• [PROBLEM TO WORK ON]: Check each line of the entries below for the string "this"; copy every line where it appears.
►
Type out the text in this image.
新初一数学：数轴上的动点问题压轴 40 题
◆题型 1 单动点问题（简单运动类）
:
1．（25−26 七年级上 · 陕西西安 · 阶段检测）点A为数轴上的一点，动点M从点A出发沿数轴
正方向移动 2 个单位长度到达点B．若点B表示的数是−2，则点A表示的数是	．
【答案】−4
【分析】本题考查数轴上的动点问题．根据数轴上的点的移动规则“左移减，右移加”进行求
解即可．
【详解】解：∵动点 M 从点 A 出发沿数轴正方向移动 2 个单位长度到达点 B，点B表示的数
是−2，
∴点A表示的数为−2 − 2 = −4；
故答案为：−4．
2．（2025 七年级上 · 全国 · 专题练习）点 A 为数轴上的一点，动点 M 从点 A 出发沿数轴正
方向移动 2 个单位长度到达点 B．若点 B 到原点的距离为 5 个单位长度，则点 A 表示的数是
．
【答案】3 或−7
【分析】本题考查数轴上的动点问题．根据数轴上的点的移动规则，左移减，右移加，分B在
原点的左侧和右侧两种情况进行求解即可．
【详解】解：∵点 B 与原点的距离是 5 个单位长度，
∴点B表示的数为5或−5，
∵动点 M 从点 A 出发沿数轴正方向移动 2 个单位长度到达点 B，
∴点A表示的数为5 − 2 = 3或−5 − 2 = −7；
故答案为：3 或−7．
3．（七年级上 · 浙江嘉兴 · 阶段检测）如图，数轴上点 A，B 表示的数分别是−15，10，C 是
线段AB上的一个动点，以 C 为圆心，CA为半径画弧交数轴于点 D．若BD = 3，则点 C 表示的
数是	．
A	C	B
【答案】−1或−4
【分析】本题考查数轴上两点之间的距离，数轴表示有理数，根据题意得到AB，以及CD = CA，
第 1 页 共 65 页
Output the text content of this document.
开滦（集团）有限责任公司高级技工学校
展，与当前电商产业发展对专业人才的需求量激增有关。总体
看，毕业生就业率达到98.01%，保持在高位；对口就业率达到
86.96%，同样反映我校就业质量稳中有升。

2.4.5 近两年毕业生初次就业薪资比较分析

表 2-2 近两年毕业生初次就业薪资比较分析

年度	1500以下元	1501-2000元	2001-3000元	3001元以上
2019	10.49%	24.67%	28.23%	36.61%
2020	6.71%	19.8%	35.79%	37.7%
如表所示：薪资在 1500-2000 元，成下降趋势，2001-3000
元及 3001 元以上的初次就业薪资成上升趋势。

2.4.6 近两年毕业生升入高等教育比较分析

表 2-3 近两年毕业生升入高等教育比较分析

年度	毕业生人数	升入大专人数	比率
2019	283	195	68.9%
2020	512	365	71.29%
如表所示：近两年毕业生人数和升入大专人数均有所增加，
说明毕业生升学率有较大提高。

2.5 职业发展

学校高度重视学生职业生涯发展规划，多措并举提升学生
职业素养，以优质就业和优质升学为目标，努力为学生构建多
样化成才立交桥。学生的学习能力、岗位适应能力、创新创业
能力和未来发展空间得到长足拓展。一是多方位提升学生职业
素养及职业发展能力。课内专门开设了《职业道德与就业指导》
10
◄
• [EXERCISE OUTPUT]:
Type out the text in this image.
Output the text content of this document.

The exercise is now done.